What this task involves: Copy every one of the following items line for line, without any change.

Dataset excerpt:
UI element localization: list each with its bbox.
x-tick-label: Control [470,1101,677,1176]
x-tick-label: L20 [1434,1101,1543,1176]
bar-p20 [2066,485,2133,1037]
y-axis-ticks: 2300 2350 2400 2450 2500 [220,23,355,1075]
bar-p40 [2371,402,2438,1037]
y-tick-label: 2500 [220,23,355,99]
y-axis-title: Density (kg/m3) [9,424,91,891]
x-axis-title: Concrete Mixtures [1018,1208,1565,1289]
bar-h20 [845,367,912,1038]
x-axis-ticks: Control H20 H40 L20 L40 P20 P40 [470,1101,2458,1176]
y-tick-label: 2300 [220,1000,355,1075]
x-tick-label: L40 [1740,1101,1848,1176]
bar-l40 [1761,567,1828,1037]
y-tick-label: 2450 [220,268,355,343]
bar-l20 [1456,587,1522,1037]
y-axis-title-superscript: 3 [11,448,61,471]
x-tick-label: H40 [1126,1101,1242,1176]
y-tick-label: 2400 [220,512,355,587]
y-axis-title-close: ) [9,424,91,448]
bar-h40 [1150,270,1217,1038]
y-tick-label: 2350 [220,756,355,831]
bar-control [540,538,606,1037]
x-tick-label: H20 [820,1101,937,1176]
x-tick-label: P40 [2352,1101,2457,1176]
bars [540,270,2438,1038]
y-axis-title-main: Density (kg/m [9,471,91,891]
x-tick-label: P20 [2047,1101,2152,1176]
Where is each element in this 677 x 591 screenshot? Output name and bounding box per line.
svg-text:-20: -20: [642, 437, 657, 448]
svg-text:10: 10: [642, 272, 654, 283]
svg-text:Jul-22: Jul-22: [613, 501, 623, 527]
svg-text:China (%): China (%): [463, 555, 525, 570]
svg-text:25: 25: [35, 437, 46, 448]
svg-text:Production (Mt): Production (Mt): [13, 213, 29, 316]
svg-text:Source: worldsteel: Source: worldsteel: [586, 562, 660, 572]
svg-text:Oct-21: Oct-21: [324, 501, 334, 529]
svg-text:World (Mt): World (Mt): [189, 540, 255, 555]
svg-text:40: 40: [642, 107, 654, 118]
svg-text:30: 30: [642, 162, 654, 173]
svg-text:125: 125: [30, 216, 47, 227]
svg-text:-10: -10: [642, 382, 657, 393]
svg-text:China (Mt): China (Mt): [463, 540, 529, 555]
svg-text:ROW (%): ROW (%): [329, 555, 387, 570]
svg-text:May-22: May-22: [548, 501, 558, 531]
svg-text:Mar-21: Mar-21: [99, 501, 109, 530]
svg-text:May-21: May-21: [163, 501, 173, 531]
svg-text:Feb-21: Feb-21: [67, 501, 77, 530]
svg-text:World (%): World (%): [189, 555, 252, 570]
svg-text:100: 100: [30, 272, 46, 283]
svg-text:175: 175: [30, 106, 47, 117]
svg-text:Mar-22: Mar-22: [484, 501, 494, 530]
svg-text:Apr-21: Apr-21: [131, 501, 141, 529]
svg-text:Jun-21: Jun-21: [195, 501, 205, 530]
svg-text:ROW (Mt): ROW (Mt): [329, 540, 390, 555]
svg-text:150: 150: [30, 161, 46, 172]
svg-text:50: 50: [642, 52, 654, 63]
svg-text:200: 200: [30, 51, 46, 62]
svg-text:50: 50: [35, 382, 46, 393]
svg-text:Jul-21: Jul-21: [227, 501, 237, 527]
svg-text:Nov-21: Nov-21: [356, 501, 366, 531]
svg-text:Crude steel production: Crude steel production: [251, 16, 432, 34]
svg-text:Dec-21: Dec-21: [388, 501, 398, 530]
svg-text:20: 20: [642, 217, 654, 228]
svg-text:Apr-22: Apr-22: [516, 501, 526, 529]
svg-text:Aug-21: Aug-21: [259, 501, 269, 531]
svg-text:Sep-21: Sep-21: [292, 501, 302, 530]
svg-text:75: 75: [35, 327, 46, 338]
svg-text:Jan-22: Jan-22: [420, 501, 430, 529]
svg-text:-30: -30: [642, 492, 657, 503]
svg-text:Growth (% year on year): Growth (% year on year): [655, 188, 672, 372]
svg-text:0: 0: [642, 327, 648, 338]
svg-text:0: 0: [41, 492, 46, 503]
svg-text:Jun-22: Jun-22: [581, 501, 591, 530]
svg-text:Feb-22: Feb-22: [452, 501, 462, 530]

Answer in full:
UI element localization: list each with its bbox.
x-tick-label: Control [470,1101,677,1176]
x-tick-label: L20 [1434,1101,1543,1176]
bar-p20 [2066,485,2133,1037]
y-axis-ticks: 2300 2350 2400 2450 2500 [220,23,355,1075]
bar-p40 [2371,402,2438,1037]
y-tick-label: 2500 [220,23,355,99]
y-axis-title: Density (kg/m3) [9,424,91,891]
x-axis-title: Concrete Mixtures [1018,1208,1565,1289]
bar-h20 [845,367,912,1038]
x-axis-ticks: Control H20 H40 L20 L40 P20 P40 [470,1101,2458,1176]
y-tick-label: 2300 [220,1000,355,1075]
x-tick-label: L40 [1740,1101,1848,1176]
bar-l40 [1761,567,1828,1037]
y-tick-label: 2450 [220,268,355,343]
bar-l20 [1456,587,1522,1037]
y-axis-title-superscript: 3 [11,448,61,471]
x-tick-label: H40 [1126,1101,1242,1176]
y-tick-label: 2400 [220,512,355,587]
y-axis-title-close: ) [9,424,91,448]
bar-h40 [1150,270,1217,1038]
y-tick-label: 2350 [220,756,355,831]
bar-control [540,538,606,1037]
x-tick-label: H20 [820,1101,937,1176]
x-tick-label: P40 [2352,1101,2457,1176]
bars [540,270,2438,1038]
y-axis-title-main: Density (kg/m [9,471,91,891]
x-tick-label: P20 [2047,1101,2152,1176]
Where is each element in this 677 x 591 screenshot? Output name and bounding box per line.
svg-text:-20: -20: [642, 437, 657, 448]
svg-text:10: 10: [642, 272, 654, 283]
svg-text:Jul-22: Jul-22: [613, 501, 623, 527]
svg-text:China (%): China (%): [463, 555, 525, 570]
svg-text:25: 25: [35, 437, 46, 448]
svg-text:Production (Mt): Production (Mt): [13, 213, 29, 316]
svg-text:Source: worldsteel: Source: worldsteel: [586, 562, 660, 572]
svg-text:Oct-21: Oct-21: [324, 501, 334, 529]
svg-text:World (Mt): World (Mt): [189, 540, 255, 555]
svg-text:40: 40: [642, 107, 654, 118]
svg-text:30: 30: [642, 162, 654, 173]
svg-text:125: 125: [30, 216, 47, 227]
svg-text:-10: -10: [642, 382, 657, 393]
svg-text:China (Mt): China (Mt): [463, 540, 529, 555]
svg-text:ROW (%): ROW (%): [329, 555, 387, 570]
svg-text:May-22: May-22: [548, 501, 558, 531]
svg-text:Mar-21: Mar-21: [99, 501, 109, 530]
svg-text:May-21: May-21: [163, 501, 173, 531]
svg-text:Feb-21: Feb-21: [67, 501, 77, 530]
svg-text:World (%): World (%): [189, 555, 252, 570]
svg-text:100: 100: [30, 272, 46, 283]
svg-text:175: 175: [30, 106, 47, 117]
svg-text:Mar-22: Mar-22: [484, 501, 494, 530]
svg-text:Apr-21: Apr-21: [131, 501, 141, 529]
svg-text:Jun-21: Jun-21: [195, 501, 205, 530]
svg-text:ROW (Mt): ROW (Mt): [329, 540, 390, 555]
svg-text:150: 150: [30, 161, 46, 172]
svg-text:50: 50: [642, 52, 654, 63]
svg-text:200: 200: [30, 51, 46, 62]
svg-text:50: 50: [35, 382, 46, 393]
svg-text:Jul-21: Jul-21: [227, 501, 237, 527]
svg-text:Nov-21: Nov-21: [356, 501, 366, 531]
svg-text:Crude steel production: Crude steel production: [251, 16, 432, 34]
svg-text:Dec-21: Dec-21: [388, 501, 398, 530]
svg-text:20: 20: [642, 217, 654, 228]
svg-text:Apr-22: Apr-22: [516, 501, 526, 529]
svg-text:Aug-21: Aug-21: [259, 501, 269, 531]
svg-text:Sep-21: Sep-21: [292, 501, 302, 530]
svg-text:75: 75: [35, 327, 46, 338]
svg-text:Jan-22: Jan-22: [420, 501, 430, 529]
svg-text:-30: -30: [642, 492, 657, 503]
svg-text:Growth (% year on year): Growth (% year on year): [655, 188, 672, 372]
svg-text:0: 0: [642, 327, 648, 338]
svg-text:0: 0: [41, 492, 46, 503]
svg-text:Jun-22: Jun-22: [581, 501, 591, 530]
svg-text:Feb-22: Feb-22: [452, 501, 462, 530]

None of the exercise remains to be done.